**Your goal:**
All records are to be retyped faithfully and completely.

####################

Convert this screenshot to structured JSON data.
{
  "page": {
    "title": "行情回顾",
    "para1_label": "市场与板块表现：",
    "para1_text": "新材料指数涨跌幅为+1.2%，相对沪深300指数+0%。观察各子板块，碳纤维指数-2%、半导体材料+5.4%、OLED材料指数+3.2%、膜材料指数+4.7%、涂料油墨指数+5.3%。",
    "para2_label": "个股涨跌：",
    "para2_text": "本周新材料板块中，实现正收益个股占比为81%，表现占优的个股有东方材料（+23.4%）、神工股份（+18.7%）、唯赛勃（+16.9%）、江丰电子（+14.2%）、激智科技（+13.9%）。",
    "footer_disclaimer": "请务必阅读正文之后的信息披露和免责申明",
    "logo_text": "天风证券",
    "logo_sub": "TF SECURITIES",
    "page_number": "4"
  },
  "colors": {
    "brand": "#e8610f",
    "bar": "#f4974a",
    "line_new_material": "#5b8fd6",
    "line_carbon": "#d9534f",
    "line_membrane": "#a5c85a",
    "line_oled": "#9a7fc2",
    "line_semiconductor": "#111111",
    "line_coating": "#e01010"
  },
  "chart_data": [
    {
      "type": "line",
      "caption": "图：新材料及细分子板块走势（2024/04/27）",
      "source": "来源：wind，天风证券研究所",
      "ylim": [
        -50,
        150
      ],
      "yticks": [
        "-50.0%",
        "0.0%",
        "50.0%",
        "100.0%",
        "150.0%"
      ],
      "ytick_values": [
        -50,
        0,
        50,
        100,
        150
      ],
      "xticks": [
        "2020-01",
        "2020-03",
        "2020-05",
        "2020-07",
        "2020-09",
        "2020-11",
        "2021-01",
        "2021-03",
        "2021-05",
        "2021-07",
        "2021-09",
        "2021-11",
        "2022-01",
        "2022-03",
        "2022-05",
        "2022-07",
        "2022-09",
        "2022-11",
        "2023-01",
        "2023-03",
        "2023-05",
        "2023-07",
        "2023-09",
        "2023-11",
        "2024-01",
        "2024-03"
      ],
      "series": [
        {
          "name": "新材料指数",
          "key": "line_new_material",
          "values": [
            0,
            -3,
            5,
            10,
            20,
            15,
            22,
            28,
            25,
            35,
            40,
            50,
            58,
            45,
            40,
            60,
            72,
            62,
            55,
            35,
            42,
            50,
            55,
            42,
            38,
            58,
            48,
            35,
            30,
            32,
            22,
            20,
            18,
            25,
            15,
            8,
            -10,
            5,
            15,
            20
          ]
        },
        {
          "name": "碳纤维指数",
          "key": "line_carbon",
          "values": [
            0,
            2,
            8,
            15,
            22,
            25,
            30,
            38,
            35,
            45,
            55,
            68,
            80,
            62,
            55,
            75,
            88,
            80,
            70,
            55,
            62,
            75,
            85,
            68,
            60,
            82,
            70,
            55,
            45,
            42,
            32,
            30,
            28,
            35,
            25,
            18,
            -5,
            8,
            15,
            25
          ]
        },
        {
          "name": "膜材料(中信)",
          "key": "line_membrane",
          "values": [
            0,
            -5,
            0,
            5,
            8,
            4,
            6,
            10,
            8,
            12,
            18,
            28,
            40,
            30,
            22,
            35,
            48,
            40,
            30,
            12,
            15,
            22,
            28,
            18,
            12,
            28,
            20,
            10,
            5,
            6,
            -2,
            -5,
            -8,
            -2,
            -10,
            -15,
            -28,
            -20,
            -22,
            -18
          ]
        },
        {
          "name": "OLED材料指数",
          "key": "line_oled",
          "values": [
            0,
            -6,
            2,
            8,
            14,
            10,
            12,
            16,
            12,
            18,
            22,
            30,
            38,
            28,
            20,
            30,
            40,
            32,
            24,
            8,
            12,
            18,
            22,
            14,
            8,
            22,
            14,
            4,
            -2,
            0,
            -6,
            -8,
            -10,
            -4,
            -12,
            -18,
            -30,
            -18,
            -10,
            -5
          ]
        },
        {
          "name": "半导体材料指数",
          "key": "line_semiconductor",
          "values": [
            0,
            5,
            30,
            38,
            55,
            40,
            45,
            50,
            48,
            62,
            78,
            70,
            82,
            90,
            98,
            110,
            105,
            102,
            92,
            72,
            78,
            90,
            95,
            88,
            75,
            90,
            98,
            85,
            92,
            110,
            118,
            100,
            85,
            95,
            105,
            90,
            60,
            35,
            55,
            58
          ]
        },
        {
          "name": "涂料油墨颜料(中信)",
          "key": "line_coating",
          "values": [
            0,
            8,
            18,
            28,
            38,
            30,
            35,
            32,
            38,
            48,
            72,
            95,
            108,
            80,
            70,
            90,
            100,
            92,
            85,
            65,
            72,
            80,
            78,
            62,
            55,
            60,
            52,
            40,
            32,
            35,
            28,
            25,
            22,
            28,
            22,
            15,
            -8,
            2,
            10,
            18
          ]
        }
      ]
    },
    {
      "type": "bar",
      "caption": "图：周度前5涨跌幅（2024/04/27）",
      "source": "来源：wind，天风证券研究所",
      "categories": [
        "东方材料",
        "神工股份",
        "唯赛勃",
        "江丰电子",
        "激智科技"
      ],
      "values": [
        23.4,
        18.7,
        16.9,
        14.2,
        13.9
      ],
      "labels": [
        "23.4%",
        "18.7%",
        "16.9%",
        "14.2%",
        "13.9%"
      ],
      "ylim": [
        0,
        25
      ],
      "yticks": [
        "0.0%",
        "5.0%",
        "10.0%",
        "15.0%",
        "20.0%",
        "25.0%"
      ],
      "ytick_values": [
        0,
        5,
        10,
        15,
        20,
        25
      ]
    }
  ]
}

####################

**Response:**
Convert this screenshot to structured JSON data.
{
  "page": {
    "title": "行情回顾",
    "para1_label": "市场与板块表现：",
    "para1_text": "新材料指数涨跌幅为+1.2%，相对沪深300指数+0%。观察各子板块，碳纤维指数-2%、半导体材料+5.4%、OLED材料指数+3.2%、膜材料指数+4.7%、涂料油墨指数+5.3%。",
    "para2_label": "个股涨跌：",
    "para2_text": "本周新材料板块中，实现正收益个股占比为81%，表现占优的个股有东方材料（+23.4%）、神工股份（+18.7%）、唯赛勃（+16.9%）、江丰电子（+14.2%）、激智科技（+13.9%）。",
    "footer_disclaimer": "请务必阅读正文之后的信息披露和免责申明",
    "logo_text": "天风证券",
    "logo_sub": "TF SECURITIES",
    "page_number": "4"
  },
  "colors": {
    "brand": "#e8610f",
    "bar": "#f4974a",
    "line_new_material": "#5b8fd6",
    "line_carbon": "#d9534f",
    "line_membrane": "#a5c85a",
    "line_oled": "#9a7fc2",
    "line_semiconductor": "#111111",
    "line_coating": "#e01010"
  },
  "chart_data": [
    {
      "type": "line",
      "caption": "图：新材料及细分子板块走势（2024/04/27）",
      "source": "来源：wind，天风证券研究所",
      "ylim": [
        -50,
        150
      ],
      "yticks": [
        "-50.0%",
        "0.0%",
        "50.0%",
        "100.0%",
        "150.0%"
      ],
      "ytick_values": [
        -50,
        0,
        50,
        100,
        150
      ],
      "xticks": [
        "2020-01",
        "2020-03",
        "2020-05",
        "2020-07",
        "2020-09",
        "2020-11",
        "2021-01",
        "2021-03",
        "2021-05",
        "2021-07",
        "2021-09",
        "2021-11",
        "2022-01",
        "2022-03",
        "2022-05",
        "2022-07",
        "2022-09",
        "2022-11",
        "2023-01",
        "2023-03",
        "2023-05",
        "2023-07",
        "2023-09",
        "2023-11",
        "2024-01",
        "2024-03"
      ],
      "series": [
        {
          "name": "新材料指数",
          "key": "line_new_material",
          "values": [
            0,
            -3,
            5,
            10,
            20,
            15,
            22,
            28,
            25,
            35,
            40,
            50,
            58,
            45,
            40,
            60,
            72,
            62,
            55,
            35,
            42,
            50,
            55,
            42,
            38,
            58,
            48,
            35,
            30,
            32,
            22,
            20,
            18,
            25,
            15,
            8,
            -10,
            5,
            15,
            20
          ]
        },
        {
          "name": "碳纤维指数",
          "key": "line_carbon",
          "values": [
            0,
            2,
            8,
            15,
            22,
            25,
            30,
            38,
            35,
            45,
            55,
            68,
            80,
            62,
            55,
            75,
            88,
            80,
            70,
            55,
            62,
            75,
            85,
            68,
            60,
            82,
            70,
            55,
            45,
            42,
            32,
            30,
            28,
            35,
            25,
            18,
            -5,
            8,
            15,
            25
          ]
        },
        {
          "name": "膜材料(中信)",
          "key": "line_membrane",
          "values": [
            0,
            -5,
            0,
            5,
            8,
            4,
            6,
            10,
            8,
            12,
            18,
            28,
            40,
            30,
            22,
            35,
            48,
            40,
            30,
            12,
            15,
            22,
            28,
            18,
            12,
            28,
            20,
            10,
            5,
            6,
            -2,
            -5,
            -8,
            -2,
            -10,
            -15,
            -28,
            -20,
            -22,
            -18
          ]
        },
        {
          "name": "OLED材料指数",
          "key": "line_oled",
          "values": [
            0,
            -6,
            2,
            8,
            14,
            10,
            12,
            16,
            12,
            18,
            22,
            30,
            38,
            28,
            20,
            30,
            40,
            32,
            24,
            8,
            12,
            18,
            22,
            14,
            8,
            22,
            14,
            4,
            -2,
            0,
            -6,
            -8,
            -10,
            -4,
            -12,
            -18,
            -30,
            -18,
            -10,
            -5
          ]
        },
        {
          "name": "半导体材料指数",
          "key": "line_semiconductor",
          "values": [
            0,
            5,
            30,
            38,
            55,
            40,
            45,
            50,
            48,
            62,
            78,
            70,
            82,
            90,
            98,
            110,
            105,
            102,
            92,
            72,
            78,
            90,
            95,
            88,
            75,
            90,
            98,
            85,
            92,
            110,
            118,
            100,
            85,
            95,
            105,
            90,
            60,
            35,
            55,
            58
          ]
        },
        {
          "name": "涂料油墨颜料(中信)",
          "key": "line_coating",
          "values": [
            0,
            8,
            18,
            28,
            38,
            30,
            35,
            32,
            38,
            48,
            72,
            95,
            108,
            80,
            70,
            90,
            100,
            92,
            85,
            65,
            72,
            80,
            78,
            62,
            55,
            60,
            52,
            40,
            32,
            35,
            28,
            25,
            22,
            28,
            22,
            15,
            -8,
            2,
            10,
            18
          ]
        }
      ]
    },
    {
      "type": "bar",
      "caption": "图：周度前5涨跌幅（2024/04/27）",
      "source": "来源：wind，天风证券研究所",
      "categories": [
        "东方材料",
        "神工股份",
        "唯赛勃",
        "江丰电子",
        "激智科技"
      ],
      "values": [
        23.4,
        18.7,
        16.9,
        14.2,
        13.9
      ],
      "labels": [
        "23.4%",
        "18.7%",
        "16.9%",
        "14.2%",
        "13.9%"
      ],
      "ylim": [
        0,
        25
      ],
      "yticks": [
        "0.0%",
        "5.0%",
        "10.0%",
        "15.0%",
        "20.0%",
        "25.0%"
      ],
      "ytick_values": [
        0,
        5,
        10,
        15,
        20,
        25
      ]
    }
  ]
}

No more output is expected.